Written instruction:
Pull out every line below that contains the string "chevron" and copy each one in full.

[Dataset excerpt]
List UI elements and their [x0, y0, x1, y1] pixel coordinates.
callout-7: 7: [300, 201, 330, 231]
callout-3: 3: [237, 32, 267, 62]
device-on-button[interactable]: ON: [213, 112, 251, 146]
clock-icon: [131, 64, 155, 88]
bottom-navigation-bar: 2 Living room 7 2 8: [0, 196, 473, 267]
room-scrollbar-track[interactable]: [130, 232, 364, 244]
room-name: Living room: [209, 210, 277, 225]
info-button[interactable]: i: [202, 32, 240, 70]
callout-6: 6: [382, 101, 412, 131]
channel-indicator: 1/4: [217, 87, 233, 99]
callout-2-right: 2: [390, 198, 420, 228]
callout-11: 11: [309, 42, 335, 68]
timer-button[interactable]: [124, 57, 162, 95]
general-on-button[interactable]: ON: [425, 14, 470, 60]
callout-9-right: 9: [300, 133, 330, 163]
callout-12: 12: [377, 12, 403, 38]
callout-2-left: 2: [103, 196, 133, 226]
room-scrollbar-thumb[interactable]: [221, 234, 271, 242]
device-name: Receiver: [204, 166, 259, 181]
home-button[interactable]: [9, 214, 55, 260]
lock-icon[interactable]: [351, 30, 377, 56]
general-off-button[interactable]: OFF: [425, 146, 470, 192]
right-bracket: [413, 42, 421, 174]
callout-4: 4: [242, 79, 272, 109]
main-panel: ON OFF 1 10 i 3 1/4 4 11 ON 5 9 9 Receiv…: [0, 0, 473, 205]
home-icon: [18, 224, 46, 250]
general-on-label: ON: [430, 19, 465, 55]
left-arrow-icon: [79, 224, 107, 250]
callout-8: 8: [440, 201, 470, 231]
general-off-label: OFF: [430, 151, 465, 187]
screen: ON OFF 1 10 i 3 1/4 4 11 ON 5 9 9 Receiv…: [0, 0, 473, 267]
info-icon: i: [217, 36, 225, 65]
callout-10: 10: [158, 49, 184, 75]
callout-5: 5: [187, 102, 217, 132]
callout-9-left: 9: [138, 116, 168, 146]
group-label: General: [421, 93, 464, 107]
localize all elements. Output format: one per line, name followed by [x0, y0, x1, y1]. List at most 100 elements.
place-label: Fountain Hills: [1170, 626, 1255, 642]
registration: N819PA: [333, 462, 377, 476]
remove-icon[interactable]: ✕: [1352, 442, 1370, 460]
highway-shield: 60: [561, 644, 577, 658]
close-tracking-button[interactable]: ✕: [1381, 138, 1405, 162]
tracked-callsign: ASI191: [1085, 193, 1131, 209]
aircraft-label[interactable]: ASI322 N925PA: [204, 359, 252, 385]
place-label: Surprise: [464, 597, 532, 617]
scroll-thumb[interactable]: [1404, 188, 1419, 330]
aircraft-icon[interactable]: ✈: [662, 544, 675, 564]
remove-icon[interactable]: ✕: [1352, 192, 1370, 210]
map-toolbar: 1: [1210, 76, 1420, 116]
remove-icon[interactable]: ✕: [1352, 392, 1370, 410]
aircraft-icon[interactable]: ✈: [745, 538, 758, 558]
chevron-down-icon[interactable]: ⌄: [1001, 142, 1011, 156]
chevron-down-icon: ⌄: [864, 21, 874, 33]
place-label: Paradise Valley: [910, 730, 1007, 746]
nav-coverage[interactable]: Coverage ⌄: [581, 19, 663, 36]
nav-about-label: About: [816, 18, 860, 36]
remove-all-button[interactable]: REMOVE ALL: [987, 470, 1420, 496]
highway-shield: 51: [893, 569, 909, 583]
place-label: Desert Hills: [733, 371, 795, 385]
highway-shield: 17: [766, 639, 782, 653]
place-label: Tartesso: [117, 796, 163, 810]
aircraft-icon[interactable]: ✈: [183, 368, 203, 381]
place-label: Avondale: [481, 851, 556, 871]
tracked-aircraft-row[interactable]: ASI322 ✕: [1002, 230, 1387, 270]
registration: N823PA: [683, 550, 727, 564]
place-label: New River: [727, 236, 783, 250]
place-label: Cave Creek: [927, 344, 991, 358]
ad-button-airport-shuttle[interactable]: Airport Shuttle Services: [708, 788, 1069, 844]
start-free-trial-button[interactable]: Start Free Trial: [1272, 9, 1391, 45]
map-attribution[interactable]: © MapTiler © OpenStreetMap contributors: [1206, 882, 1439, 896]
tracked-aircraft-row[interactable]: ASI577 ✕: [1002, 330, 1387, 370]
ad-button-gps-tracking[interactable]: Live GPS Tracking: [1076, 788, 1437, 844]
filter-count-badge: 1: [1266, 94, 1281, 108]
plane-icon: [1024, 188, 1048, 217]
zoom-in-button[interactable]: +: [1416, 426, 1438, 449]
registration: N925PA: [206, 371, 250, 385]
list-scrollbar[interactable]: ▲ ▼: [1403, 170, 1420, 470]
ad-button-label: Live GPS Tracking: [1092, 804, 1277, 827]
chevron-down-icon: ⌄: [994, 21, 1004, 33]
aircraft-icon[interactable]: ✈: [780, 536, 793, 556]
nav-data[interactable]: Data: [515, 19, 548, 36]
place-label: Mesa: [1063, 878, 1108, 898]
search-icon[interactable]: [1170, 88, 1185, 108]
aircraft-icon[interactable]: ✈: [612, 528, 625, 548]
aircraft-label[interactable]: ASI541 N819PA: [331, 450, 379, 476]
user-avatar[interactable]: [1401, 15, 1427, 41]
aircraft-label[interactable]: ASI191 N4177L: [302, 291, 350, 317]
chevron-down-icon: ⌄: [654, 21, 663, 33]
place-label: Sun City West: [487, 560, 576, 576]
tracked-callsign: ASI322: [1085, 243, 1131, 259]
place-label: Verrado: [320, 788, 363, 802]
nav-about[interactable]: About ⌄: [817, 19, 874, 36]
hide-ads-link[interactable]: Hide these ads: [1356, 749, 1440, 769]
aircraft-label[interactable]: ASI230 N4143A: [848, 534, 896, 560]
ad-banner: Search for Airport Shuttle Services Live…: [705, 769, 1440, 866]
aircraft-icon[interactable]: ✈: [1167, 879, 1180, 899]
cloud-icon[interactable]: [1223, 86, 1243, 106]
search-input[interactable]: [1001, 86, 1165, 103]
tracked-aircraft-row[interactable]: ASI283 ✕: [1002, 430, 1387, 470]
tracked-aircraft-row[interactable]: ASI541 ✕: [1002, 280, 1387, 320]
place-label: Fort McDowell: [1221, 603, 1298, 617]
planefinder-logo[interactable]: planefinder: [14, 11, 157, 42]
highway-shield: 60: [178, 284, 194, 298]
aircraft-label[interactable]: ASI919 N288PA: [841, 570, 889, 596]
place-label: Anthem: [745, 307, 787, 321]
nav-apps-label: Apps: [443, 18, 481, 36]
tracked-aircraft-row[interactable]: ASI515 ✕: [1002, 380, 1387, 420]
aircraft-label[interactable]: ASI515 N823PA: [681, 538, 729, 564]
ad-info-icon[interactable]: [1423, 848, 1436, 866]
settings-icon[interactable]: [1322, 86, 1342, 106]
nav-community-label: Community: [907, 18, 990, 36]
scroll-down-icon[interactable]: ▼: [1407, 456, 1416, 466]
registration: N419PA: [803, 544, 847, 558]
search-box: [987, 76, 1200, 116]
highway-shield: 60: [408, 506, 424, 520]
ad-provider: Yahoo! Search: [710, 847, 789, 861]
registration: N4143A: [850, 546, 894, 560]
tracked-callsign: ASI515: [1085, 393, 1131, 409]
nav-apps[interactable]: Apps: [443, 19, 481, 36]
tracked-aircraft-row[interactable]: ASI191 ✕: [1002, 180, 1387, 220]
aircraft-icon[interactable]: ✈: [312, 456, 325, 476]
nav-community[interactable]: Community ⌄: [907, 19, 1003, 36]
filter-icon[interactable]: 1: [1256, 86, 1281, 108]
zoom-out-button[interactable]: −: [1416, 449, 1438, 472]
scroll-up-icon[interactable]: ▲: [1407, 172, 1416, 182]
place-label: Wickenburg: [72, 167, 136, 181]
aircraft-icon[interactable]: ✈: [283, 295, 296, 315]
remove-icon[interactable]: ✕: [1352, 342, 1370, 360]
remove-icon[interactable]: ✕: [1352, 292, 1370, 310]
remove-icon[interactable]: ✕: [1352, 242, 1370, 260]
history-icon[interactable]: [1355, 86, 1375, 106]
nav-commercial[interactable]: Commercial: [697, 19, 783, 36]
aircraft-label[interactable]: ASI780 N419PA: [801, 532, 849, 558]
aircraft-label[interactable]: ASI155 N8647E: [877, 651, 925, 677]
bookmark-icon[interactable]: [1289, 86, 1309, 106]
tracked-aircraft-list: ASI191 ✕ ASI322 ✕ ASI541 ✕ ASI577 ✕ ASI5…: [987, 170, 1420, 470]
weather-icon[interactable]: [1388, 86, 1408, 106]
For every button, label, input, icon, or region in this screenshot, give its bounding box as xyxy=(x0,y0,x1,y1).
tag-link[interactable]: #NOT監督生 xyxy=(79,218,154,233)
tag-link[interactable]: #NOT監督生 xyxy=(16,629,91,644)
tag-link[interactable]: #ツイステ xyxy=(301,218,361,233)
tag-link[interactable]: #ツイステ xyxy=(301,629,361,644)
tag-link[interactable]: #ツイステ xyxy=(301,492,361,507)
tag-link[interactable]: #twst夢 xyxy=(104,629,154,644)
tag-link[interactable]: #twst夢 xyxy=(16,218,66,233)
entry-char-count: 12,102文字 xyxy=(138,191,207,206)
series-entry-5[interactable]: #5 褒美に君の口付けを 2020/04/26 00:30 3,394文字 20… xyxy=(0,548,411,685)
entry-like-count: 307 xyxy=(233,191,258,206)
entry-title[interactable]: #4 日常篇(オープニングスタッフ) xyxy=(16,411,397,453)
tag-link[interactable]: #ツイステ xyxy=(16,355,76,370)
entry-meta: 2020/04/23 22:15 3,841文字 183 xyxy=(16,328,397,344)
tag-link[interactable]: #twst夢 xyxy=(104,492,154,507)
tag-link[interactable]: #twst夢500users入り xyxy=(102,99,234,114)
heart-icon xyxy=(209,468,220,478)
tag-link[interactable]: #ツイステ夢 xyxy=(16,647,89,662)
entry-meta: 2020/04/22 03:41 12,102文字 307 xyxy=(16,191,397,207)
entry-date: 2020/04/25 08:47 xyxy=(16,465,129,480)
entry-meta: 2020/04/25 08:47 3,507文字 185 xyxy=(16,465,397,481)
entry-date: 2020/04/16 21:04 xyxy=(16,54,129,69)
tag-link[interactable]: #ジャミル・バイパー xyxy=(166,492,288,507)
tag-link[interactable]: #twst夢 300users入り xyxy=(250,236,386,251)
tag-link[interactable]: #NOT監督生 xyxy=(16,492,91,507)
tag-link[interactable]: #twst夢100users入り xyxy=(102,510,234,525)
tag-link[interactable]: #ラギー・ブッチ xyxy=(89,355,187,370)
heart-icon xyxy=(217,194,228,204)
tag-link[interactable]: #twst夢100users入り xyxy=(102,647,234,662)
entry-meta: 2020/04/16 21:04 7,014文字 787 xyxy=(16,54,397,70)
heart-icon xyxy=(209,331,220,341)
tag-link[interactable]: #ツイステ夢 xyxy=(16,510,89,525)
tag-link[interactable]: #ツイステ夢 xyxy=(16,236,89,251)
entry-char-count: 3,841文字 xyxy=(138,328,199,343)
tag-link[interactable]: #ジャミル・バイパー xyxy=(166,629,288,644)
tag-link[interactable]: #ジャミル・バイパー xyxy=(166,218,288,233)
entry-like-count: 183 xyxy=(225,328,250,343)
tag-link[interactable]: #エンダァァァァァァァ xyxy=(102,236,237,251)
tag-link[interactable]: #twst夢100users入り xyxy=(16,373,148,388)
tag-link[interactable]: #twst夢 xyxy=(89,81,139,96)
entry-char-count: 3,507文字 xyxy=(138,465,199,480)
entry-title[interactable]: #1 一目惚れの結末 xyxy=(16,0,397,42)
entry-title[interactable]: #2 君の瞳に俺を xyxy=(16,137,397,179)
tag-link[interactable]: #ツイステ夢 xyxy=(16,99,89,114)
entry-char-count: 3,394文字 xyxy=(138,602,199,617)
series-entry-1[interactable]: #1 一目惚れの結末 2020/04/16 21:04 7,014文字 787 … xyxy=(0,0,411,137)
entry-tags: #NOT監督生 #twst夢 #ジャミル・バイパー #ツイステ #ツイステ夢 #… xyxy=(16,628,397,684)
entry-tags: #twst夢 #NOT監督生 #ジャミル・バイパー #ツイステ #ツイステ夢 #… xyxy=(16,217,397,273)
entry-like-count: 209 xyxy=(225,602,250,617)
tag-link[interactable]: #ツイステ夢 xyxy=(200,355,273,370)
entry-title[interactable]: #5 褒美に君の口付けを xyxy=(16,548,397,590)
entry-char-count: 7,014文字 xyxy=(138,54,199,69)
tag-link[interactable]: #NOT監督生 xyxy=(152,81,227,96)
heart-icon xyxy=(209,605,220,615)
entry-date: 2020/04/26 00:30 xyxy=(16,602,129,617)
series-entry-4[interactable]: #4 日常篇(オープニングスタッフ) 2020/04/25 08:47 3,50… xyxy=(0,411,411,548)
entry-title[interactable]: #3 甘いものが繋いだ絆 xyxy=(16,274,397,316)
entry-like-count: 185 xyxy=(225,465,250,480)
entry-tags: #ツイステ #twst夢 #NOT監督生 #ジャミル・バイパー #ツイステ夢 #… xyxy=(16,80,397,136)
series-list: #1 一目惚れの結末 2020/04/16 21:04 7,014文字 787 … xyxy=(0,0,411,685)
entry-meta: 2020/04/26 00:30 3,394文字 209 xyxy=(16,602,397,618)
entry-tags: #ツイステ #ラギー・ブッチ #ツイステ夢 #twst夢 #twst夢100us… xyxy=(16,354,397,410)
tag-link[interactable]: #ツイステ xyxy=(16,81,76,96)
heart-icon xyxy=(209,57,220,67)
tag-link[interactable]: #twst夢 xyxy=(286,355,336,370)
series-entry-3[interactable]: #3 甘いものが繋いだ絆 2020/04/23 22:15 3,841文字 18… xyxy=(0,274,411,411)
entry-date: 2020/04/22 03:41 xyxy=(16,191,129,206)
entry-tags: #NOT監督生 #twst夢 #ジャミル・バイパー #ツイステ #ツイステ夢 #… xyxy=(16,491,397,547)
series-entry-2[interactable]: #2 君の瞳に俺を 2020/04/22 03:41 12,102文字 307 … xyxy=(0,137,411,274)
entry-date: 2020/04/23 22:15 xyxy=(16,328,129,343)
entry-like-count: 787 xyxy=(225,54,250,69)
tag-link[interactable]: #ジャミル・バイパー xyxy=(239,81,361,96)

Answer to the exercise:
chevron-down-icon[interactable]: ⌄: [1001, 142, 1011, 156]
chevron-down-icon: ⌄: [864, 21, 874, 33]
chevron-down-icon: ⌄: [994, 21, 1004, 33]
chevron-down-icon: ⌄: [654, 21, 663, 33]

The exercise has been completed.